## WORK TO DO
Reproduce each line of the material exactly, minus any picture.

## GIVEN RECORDS
[start]
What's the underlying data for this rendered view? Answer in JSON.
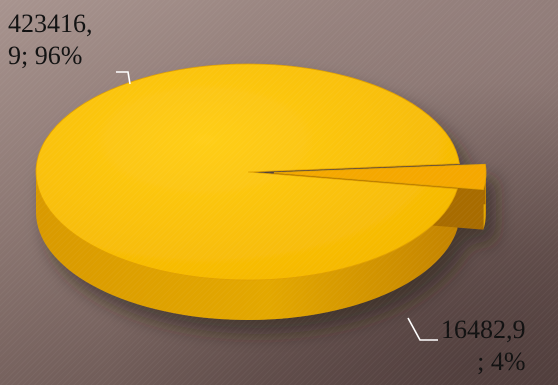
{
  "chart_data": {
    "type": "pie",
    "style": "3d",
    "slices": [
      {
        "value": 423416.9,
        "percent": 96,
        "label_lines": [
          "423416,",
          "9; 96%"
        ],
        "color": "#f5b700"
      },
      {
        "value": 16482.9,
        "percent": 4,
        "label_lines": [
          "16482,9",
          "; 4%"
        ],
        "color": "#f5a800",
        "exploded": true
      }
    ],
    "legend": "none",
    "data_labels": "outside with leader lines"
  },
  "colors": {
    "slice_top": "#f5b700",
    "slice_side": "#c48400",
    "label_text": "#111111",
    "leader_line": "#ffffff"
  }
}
[end]
## THE SOLUTION
What's the underlying data for this rendered view? Answer in JSON.
{
  "chart_data": {
    "type": "pie",
    "style": "3d",
    "slices": [
      {
        "value": 423416.9,
        "percent": 96,
        "label_lines": [
          "423416,",
          "9; 96%"
        ],
        "color": "#f5b700"
      },
      {
        "value": 16482.9,
        "percent": 4,
        "label_lines": [
          "16482,9",
          "; 4%"
        ],
        "color": "#f5a800",
        "exploded": true
      }
    ],
    "legend": "none",
    "data_labels": "outside with leader lines"
  },
  "colors": {
    "slice_top": "#f5b700",
    "slice_side": "#c48400",
    "label_text": "#111111",
    "leader_line": "#ffffff"
  }
}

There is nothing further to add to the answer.